> **Record excerpts**
----------

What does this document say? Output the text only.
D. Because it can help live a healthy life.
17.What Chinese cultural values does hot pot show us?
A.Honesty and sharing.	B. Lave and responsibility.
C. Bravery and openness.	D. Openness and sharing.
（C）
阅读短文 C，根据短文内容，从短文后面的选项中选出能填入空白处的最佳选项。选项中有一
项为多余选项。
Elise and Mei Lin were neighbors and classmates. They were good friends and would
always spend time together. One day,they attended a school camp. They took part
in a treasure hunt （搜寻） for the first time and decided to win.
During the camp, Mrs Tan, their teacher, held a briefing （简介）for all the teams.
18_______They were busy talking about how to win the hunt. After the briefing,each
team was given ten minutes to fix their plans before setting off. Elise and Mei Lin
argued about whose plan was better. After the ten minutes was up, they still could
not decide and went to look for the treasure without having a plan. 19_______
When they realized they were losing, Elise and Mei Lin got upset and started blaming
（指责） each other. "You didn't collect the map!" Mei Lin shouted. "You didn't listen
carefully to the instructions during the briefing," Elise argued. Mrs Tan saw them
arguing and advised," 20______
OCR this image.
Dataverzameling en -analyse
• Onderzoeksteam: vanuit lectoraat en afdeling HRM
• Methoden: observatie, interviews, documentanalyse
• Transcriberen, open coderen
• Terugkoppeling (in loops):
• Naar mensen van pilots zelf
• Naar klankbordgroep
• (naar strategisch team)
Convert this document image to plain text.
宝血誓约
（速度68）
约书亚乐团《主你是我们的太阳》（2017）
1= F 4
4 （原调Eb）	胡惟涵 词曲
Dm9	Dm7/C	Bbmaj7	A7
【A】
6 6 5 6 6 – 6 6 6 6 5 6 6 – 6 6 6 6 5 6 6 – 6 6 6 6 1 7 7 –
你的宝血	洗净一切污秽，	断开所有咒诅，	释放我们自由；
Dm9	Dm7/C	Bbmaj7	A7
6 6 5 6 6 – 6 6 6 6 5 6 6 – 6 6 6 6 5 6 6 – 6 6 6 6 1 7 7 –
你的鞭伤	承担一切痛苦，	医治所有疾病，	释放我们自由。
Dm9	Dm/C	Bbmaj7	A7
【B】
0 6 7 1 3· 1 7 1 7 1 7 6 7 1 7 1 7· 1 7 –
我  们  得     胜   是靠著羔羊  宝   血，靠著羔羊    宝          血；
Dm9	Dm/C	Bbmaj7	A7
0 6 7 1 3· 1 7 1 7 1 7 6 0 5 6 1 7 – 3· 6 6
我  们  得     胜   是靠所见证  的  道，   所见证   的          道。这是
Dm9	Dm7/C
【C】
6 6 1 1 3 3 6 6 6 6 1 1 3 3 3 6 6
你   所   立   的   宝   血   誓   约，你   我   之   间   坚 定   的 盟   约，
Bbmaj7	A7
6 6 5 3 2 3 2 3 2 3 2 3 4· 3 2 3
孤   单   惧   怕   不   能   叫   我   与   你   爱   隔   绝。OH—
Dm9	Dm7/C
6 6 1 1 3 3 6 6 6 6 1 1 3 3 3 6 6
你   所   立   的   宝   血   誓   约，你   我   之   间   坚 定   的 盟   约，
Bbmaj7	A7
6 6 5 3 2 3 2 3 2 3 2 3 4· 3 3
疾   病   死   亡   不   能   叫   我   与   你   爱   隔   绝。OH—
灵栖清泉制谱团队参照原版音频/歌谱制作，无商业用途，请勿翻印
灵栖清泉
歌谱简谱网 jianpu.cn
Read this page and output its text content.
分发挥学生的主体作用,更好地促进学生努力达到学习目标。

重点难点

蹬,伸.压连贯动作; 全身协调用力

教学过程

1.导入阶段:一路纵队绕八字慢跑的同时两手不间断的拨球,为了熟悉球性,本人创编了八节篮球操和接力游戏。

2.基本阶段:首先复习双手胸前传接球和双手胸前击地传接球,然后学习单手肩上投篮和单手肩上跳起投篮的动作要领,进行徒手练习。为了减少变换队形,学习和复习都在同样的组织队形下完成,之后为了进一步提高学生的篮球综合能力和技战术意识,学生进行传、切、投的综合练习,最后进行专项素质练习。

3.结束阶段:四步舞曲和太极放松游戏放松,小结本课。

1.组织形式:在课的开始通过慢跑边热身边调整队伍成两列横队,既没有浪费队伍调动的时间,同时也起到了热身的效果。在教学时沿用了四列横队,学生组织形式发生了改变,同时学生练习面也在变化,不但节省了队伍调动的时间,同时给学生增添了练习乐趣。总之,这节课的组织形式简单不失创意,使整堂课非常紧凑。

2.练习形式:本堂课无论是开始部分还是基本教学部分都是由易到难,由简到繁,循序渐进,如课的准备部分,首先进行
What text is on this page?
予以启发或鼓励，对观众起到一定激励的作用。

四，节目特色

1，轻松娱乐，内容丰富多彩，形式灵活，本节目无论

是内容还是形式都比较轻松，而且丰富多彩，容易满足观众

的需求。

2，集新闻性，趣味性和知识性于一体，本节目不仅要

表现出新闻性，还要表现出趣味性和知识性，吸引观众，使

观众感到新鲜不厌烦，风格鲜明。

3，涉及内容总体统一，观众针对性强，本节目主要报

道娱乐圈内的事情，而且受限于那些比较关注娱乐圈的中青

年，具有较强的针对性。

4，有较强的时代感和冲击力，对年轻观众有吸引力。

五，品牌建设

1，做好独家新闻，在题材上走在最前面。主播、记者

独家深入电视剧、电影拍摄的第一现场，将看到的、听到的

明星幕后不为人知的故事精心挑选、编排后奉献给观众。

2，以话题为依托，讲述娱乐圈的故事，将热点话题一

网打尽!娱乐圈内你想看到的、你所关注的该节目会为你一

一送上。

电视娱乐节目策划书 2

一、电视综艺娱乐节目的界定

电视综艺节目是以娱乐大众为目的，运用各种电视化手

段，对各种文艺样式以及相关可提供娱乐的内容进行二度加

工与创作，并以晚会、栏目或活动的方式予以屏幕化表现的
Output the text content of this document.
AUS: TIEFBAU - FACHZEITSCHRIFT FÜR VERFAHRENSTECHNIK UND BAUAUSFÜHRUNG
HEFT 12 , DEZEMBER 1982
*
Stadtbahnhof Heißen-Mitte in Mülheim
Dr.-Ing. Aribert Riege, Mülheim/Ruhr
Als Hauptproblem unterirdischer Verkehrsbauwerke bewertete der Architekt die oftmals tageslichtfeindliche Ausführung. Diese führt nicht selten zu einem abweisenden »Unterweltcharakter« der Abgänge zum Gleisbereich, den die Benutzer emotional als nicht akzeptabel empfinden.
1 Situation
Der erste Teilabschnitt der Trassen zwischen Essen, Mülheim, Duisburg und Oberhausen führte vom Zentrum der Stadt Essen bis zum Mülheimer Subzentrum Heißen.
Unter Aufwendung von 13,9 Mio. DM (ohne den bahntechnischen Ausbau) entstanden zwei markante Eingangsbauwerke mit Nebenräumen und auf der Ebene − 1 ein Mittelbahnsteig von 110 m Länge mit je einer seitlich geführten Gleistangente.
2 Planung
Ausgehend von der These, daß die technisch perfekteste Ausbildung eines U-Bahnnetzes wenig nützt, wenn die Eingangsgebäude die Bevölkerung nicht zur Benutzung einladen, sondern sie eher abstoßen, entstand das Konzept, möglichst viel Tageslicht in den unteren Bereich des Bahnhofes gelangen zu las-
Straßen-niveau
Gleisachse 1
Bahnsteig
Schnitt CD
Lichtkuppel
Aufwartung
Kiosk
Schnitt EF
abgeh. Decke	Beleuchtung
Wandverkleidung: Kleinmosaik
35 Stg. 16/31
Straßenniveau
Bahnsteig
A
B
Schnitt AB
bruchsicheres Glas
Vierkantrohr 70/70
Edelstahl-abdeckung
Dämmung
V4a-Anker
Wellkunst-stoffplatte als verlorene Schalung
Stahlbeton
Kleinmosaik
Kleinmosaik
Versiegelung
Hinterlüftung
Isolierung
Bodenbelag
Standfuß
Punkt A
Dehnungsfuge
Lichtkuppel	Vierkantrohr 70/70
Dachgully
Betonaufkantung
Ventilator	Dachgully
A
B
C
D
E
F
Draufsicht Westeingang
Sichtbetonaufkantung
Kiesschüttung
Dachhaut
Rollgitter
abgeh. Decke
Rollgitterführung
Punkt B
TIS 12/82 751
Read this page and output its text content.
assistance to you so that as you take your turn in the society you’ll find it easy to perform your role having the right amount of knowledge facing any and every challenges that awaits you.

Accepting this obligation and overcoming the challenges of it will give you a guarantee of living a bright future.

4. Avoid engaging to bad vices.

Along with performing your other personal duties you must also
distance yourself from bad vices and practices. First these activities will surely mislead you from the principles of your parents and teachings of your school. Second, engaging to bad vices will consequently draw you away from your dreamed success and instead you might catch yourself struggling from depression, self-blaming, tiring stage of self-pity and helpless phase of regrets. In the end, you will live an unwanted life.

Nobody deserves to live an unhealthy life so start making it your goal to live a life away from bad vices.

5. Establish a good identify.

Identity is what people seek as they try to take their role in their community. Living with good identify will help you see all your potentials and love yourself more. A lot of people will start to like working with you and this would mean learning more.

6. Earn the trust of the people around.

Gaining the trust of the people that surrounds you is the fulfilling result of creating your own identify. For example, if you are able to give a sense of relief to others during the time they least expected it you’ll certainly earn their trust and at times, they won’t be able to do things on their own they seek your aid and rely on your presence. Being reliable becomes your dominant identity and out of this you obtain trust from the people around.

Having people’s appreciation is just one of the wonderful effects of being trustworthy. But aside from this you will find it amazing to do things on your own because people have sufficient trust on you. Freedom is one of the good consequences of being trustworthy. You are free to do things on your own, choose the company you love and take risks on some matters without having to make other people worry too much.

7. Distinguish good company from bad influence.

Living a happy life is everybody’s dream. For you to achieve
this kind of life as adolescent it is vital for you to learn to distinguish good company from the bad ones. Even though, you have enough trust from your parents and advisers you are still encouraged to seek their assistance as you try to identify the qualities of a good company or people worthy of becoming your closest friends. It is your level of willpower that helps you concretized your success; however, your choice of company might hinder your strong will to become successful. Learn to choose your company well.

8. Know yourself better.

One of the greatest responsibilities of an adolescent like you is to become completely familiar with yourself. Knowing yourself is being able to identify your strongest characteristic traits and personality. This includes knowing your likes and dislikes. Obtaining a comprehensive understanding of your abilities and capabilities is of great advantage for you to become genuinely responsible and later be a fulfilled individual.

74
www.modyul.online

----------

> **Task objective**
Sift the material for lines with the string "school". Copy each one found.

> **Completed exercise**
always spend time together. One day,they attended a school camp. They took part
distance yourself from bad vices and practices. First these activities will surely mislead you from the principles of your parents and teachings of your school. Second, engaging to bad vices will consequently draw you away from your dreamed success and instead you might catch yourself struggling from depression, self-blaming, tiring stage of self-pity and helpless phase of regrets. In the end, you will live an unwanted life.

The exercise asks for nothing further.